-------- DATA SUPPLIED --------
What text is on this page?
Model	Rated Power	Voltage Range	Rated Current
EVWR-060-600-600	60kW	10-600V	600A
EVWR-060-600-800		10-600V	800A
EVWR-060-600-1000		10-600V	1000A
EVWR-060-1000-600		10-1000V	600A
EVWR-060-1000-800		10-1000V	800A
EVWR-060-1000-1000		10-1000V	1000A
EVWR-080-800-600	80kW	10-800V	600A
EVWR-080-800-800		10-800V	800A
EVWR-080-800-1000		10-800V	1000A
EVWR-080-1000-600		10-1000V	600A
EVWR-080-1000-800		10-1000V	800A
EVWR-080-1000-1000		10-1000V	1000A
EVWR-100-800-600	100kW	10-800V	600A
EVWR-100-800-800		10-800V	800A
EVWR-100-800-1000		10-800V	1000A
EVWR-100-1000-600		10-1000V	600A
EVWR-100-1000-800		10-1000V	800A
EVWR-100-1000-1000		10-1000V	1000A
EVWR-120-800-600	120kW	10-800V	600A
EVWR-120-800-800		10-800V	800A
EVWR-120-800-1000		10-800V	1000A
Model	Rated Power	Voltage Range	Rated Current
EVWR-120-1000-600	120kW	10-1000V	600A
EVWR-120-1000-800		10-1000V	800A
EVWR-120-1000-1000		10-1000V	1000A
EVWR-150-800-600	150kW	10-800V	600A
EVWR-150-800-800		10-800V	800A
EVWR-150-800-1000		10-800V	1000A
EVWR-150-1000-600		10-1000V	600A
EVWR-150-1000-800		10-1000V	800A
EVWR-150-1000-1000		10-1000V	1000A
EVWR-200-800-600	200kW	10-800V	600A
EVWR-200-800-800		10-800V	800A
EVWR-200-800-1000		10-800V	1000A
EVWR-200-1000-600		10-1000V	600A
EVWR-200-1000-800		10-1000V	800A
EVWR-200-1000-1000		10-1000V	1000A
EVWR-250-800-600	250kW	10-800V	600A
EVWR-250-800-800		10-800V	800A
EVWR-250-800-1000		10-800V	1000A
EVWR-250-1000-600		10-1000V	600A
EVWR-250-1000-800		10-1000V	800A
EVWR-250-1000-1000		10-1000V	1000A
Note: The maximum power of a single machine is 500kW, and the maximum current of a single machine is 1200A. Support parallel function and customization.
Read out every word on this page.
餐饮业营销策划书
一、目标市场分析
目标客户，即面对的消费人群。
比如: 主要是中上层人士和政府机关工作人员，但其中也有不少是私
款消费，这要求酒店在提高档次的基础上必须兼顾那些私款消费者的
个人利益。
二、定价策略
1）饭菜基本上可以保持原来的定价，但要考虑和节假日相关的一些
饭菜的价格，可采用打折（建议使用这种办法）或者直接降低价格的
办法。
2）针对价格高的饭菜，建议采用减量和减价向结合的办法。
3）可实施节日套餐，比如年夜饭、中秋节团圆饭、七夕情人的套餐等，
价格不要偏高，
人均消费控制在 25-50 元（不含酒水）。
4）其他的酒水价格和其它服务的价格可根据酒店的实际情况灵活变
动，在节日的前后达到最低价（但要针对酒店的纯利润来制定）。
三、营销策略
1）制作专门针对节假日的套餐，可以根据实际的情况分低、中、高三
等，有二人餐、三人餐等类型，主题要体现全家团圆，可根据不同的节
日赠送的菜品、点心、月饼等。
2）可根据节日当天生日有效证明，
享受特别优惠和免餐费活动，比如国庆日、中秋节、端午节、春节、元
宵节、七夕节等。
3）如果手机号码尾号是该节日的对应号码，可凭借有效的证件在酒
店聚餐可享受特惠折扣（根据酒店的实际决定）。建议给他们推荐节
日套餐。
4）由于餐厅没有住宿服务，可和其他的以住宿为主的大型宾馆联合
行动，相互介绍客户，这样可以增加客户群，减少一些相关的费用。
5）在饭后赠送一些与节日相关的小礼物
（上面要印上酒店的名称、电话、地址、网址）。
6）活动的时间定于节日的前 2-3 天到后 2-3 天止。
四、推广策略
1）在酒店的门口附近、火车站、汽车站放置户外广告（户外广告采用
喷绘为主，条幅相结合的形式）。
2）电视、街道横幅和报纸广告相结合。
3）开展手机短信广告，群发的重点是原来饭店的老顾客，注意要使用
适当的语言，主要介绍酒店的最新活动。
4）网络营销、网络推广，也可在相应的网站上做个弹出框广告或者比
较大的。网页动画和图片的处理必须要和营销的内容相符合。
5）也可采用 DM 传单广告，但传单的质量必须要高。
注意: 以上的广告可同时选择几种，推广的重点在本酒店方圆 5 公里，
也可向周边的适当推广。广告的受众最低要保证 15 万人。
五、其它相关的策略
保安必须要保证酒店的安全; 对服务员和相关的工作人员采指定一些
--------
• [EXERCISE GOAL] Repeat each record exactly. Omit nothing.

• [THE OUTPUT]
What text is on this page?
Model	Rated Power	Voltage Range	Rated Current
EVWR-060-600-600	60kW	10-600V	600A
EVWR-060-600-800		10-600V	800A
EVWR-060-600-1000		10-600V	1000A
EVWR-060-1000-600		10-1000V	600A
EVWR-060-1000-800		10-1000V	800A
EVWR-060-1000-1000		10-1000V	1000A
EVWR-080-800-600	80kW	10-800V	600A
EVWR-080-800-800		10-800V	800A
EVWR-080-800-1000		10-800V	1000A
EVWR-080-1000-600		10-1000V	600A
EVWR-080-1000-800		10-1000V	800A
EVWR-080-1000-1000		10-1000V	1000A
EVWR-100-800-600	100kW	10-800V	600A
EVWR-100-800-800		10-800V	800A
EVWR-100-800-1000		10-800V	1000A
EVWR-100-1000-600		10-1000V	600A
EVWR-100-1000-800		10-1000V	800A
EVWR-100-1000-1000		10-1000V	1000A
EVWR-120-800-600	120kW	10-800V	600A
EVWR-120-800-800		10-800V	800A
EVWR-120-800-1000		10-800V	1000A
Model	Rated Power	Voltage Range	Rated Current
EVWR-120-1000-600	120kW	10-1000V	600A
EVWR-120-1000-800		10-1000V	800A
EVWR-120-1000-1000		10-1000V	1000A
EVWR-150-800-600	150kW	10-800V	600A
EVWR-150-800-800		10-800V	800A
EVWR-150-800-1000		10-800V	1000A
EVWR-150-1000-600		10-1000V	600A
EVWR-150-1000-800		10-1000V	800A
EVWR-150-1000-1000		10-1000V	1000A
EVWR-200-800-600	200kW	10-800V	600A
EVWR-200-800-800		10-800V	800A
EVWR-200-800-1000		10-800V	1000A
EVWR-200-1000-600		10-1000V	600A
EVWR-200-1000-800		10-1000V	800A
EVWR-200-1000-1000		10-1000V	1000A
EVWR-250-800-600	250kW	10-800V	600A
EVWR-250-800-800		10-800V	800A
EVWR-250-800-1000		10-800V	1000A
EVWR-250-1000-600		10-1000V	600A
EVWR-250-1000-800		10-1000V	800A
EVWR-250-1000-1000		10-1000V	1000A
Note: The maximum power of a single machine is 500kW, and the maximum current of a single machine is 1200A. Support parallel function and customization.
Read out every word on this page.
餐饮业营销策划书
一、目标市场分析
目标客户，即面对的消费人群。
比如: 主要是中上层人士和政府机关工作人员，但其中也有不少是私
款消费，这要求酒店在提高档次的基础上必须兼顾那些私款消费者的
个人利益。
二、定价策略
1）饭菜基本上可以保持原来的定价，但要考虑和节假日相关的一些
饭菜的价格，可采用打折（建议使用这种办法）或者直接降低价格的
办法。
2）针对价格高的饭菜，建议采用减量和减价向结合的办法。
3）可实施节日套餐，比如年夜饭、中秋节团圆饭、七夕情人的套餐等，
价格不要偏高，
人均消费控制在 25-50 元（不含酒水）。
4）其他的酒水价格和其它服务的价格可根据酒店的实际情况灵活变
动，在节日的前后达到最低价（但要针对酒店的纯利润来制定）。
三、营销策略
1）制作专门针对节假日的套餐，可以根据实际的情况分低、中、高三
等，有二人餐、三人餐等类型，主题要体现全家团圆，可根据不同的节
日赠送的菜品、点心、月饼等。
2）可根据节日当天生日有效证明，
享受特别优惠和免餐费活动，比如国庆日、中秋节、端午节、春节、元
宵节、七夕节等。
3）如果手机号码尾号是该节日的对应号码，可凭借有效的证件在酒
店聚餐可享受特惠折扣（根据酒店的实际决定）。建议给他们推荐节
日套餐。
4）由于餐厅没有住宿服务，可和其他的以住宿为主的大型宾馆联合
行动，相互介绍客户，这样可以增加客户群，减少一些相关的费用。
5）在饭后赠送一些与节日相关的小礼物
（上面要印上酒店的名称、电话、地址、网址）。
6）活动的时间定于节日的前 2-3 天到后 2-3 天止。
四、推广策略
1）在酒店的门口附近、火车站、汽车站放置户外广告（户外广告采用
喷绘为主，条幅相结合的形式）。
2）电视、街道横幅和报纸广告相结合。
3）开展手机短信广告，群发的重点是原来饭店的老顾客，注意要使用
适当的语言，主要介绍酒店的最新活动。
4）网络营销、网络推广，也可在相应的网站上做个弹出框广告或者比
较大的。网页动画和图片的处理必须要和营销的内容相符合。
5）也可采用 DM 传单广告，但传单的质量必须要高。
注意: 以上的广告可同时选择几种，推广的重点在本酒店方圆 5 公里，
也可向周边的适当推广。广告的受众最低要保证 15 万人。
五、其它相关的策略
保安必须要保证酒店的安全; 对服务员和相关的工作人员采指定一些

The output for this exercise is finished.